* DIRECTION *
Print all of the lines exactly. Any picture among them stays out.

(Records excerpted from a collection)
↓↓↓

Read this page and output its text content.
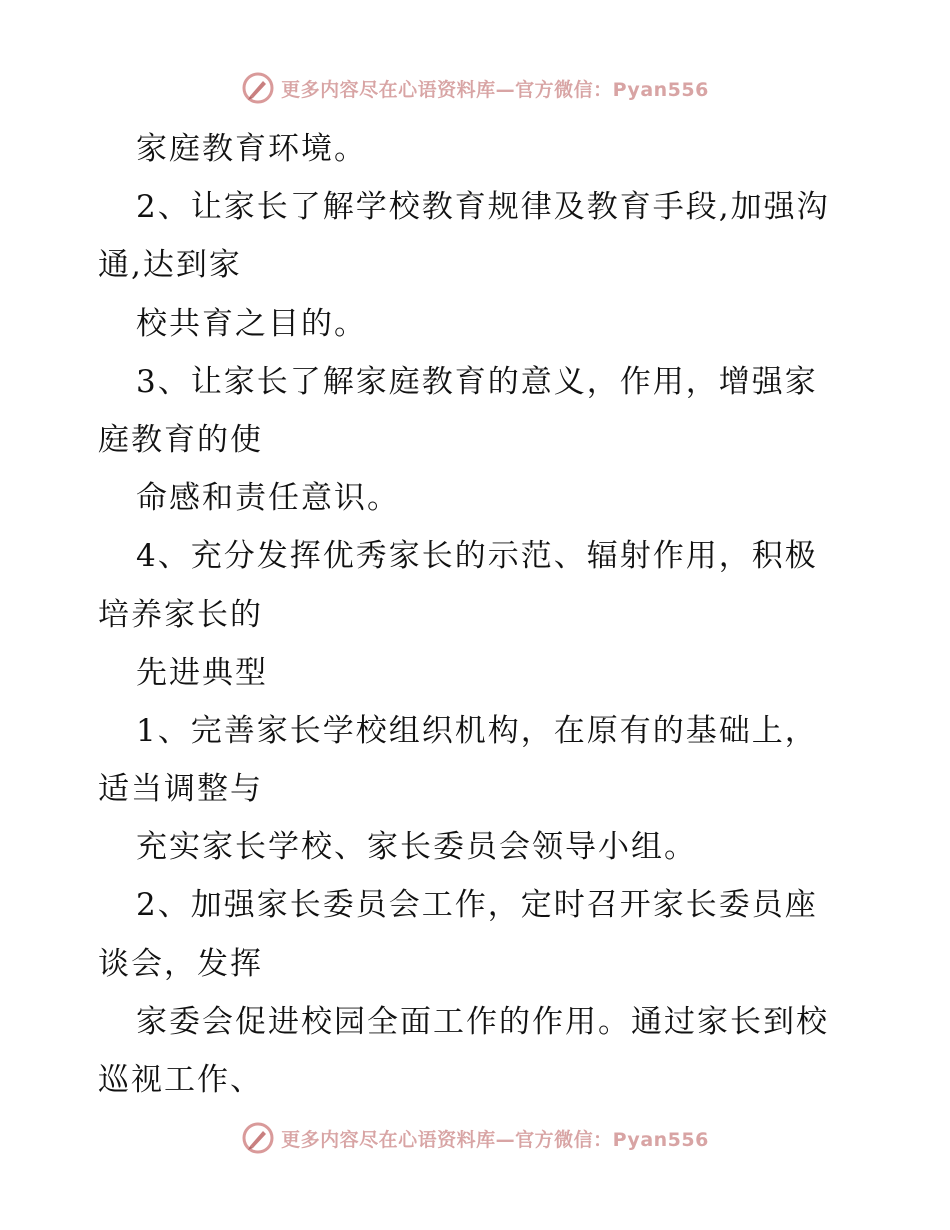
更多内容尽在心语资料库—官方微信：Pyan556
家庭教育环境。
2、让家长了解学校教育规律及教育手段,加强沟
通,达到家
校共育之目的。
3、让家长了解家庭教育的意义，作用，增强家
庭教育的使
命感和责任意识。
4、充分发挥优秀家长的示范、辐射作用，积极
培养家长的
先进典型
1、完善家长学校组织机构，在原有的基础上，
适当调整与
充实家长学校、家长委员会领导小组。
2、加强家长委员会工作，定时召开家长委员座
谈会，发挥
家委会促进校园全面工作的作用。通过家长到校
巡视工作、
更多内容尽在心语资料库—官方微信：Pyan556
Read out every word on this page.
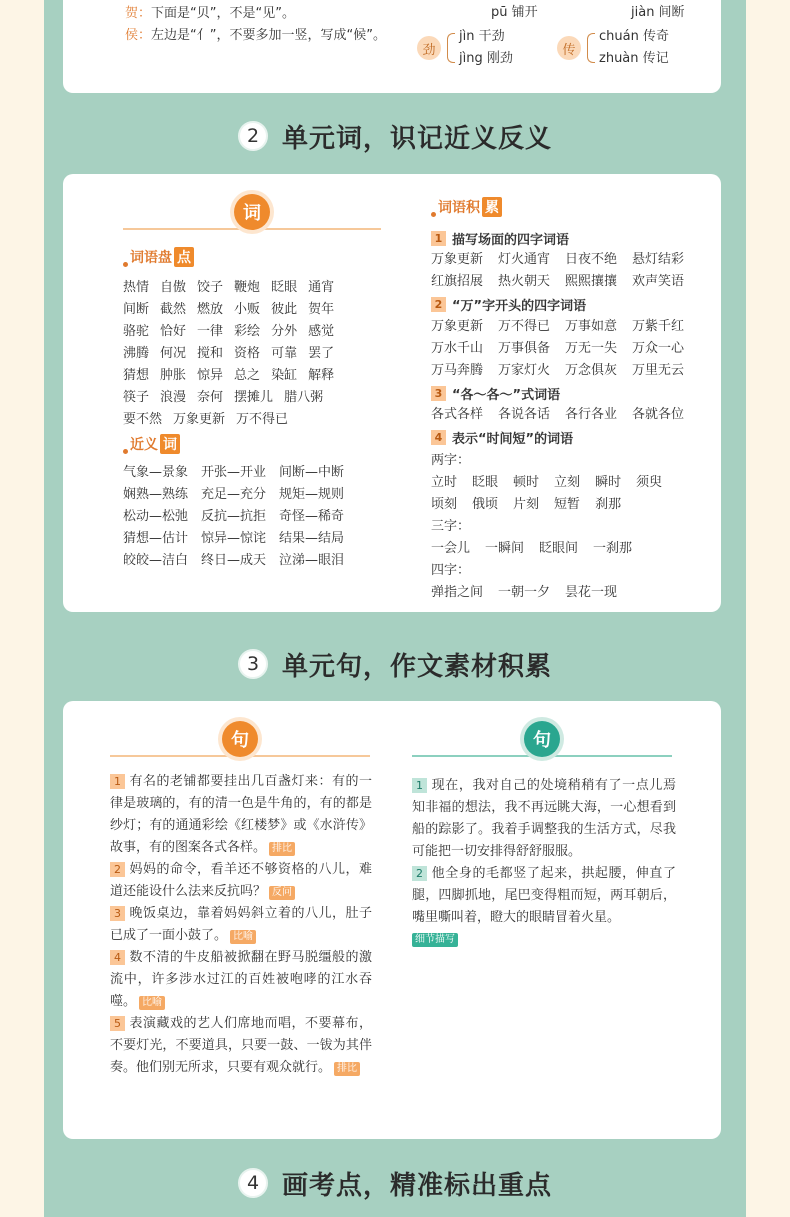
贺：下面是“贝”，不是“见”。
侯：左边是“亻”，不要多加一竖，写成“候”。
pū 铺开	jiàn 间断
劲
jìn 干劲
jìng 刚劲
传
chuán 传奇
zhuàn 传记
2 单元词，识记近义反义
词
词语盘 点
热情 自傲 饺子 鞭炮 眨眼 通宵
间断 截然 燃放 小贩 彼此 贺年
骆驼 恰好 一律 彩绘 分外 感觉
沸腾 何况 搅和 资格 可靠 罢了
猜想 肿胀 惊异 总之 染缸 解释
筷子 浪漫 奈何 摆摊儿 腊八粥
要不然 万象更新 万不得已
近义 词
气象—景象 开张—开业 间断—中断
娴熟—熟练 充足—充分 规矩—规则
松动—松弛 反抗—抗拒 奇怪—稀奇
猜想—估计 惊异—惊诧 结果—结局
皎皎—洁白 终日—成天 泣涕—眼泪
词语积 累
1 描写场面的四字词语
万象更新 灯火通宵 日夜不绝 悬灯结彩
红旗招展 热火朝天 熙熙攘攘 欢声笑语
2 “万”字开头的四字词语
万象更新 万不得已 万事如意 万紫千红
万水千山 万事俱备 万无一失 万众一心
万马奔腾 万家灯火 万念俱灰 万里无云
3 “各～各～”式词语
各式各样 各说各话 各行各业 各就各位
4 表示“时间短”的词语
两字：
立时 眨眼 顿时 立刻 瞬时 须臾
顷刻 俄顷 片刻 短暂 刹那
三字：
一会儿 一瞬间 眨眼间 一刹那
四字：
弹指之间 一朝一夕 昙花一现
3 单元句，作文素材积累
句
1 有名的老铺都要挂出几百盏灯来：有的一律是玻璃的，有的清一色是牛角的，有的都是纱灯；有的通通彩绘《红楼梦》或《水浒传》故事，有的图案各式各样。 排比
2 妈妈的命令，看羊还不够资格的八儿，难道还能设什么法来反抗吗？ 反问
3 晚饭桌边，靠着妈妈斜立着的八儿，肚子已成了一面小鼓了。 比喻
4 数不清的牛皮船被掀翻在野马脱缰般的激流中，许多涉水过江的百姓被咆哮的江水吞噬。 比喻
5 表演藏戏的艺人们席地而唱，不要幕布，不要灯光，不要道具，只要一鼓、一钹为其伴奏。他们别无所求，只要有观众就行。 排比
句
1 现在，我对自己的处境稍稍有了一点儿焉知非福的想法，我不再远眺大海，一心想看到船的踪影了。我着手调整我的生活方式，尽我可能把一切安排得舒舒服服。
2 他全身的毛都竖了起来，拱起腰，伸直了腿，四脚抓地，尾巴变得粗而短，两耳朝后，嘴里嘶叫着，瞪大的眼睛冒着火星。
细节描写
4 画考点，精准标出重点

↑↑↑

* WRITTEN REPLY *
Read this page and output its text content.
更多内容尽在心语资料库—官方微信：Pyan556
家庭教育环境。
2、让家长了解学校教育规律及教育手段,加强沟
通,达到家
校共育之目的。
3、让家长了解家庭教育的意义，作用，增强家
庭教育的使
命感和责任意识。
4、充分发挥优秀家长的示范、辐射作用，积极
培养家长的
先进典型
1、完善家长学校组织机构，在原有的基础上，
适当调整与
充实家长学校、家长委员会领导小组。
2、加强家长委员会工作，定时召开家长委员座
谈会，发挥
家委会促进校园全面工作的作用。通过家长到校
巡视工作、
更多内容尽在心语资料库—官方微信：Pyan556
Read out every word on this page.
贺：下面是“贝”，不是“见”。
侯：左边是“亻”，不要多加一竖，写成“候”。
pū 铺开	jiàn 间断
劲
jìn 干劲
jìng 刚劲
传
chuán 传奇
zhuàn 传记
2 单元词，识记近义反义
词
词语盘 点
热情 自傲 饺子 鞭炮 眨眼 通宵
间断 截然 燃放 小贩 彼此 贺年
骆驼 恰好 一律 彩绘 分外 感觉
沸腾 何况 搅和 资格 可靠 罢了
猜想 肿胀 惊异 总之 染缸 解释
筷子 浪漫 奈何 摆摊儿 腊八粥
要不然 万象更新 万不得已
近义 词
气象—景象 开张—开业 间断—中断
娴熟—熟练 充足—充分 规矩—规则
松动—松弛 反抗—抗拒 奇怪—稀奇
猜想—估计 惊异—惊诧 结果—结局
皎皎—洁白 终日—成天 泣涕—眼泪
词语积 累
1 描写场面的四字词语
万象更新 灯火通宵 日夜不绝 悬灯结彩
红旗招展 热火朝天 熙熙攘攘 欢声笑语
2 “万”字开头的四字词语
万象更新 万不得已 万事如意 万紫千红
万水千山 万事俱备 万无一失 万众一心
万马奔腾 万家灯火 万念俱灰 万里无云
3 “各～各～”式词语
各式各样 各说各话 各行各业 各就各位
4 表示“时间短”的词语
两字：
立时 眨眼 顿时 立刻 瞬时 须臾
顷刻 俄顷 片刻 短暂 刹那
三字：
一会儿 一瞬间 眨眼间 一刹那
四字：
弹指之间 一朝一夕 昙花一现
3 单元句，作文素材积累
句
1 有名的老铺都要挂出几百盏灯来：有的一律是玻璃的，有的清一色是牛角的，有的都是纱灯；有的通通彩绘《红楼梦》或《水浒传》故事，有的图案各式各样。 排比
2 妈妈的命令，看羊还不够资格的八儿，难道还能设什么法来反抗吗？ 反问
3 晚饭桌边，靠着妈妈斜立着的八儿，肚子已成了一面小鼓了。 比喻
4 数不清的牛皮船被掀翻在野马脱缰般的激流中，许多涉水过江的百姓被咆哮的江水吞噬。 比喻
5 表演藏戏的艺人们席地而唱，不要幕布，不要灯光，不要道具，只要一鼓、一钹为其伴奏。他们别无所求，只要有观众就行。 排比
句
1 现在，我对自己的处境稍稍有了一点儿焉知非福的想法，我不再远眺大海，一心想看到船的踪影了。我着手调整我的生活方式，尽我可能把一切安排得舒舒服服。
2 他全身的毛都竖了起来，拱起腰，伸直了腿，四脚抓地，尾巴变得粗而短，两耳朝后，嘴里嘶叫着，瞪大的眼睛冒着火星。
细节描写
4 画考点，精准标出重点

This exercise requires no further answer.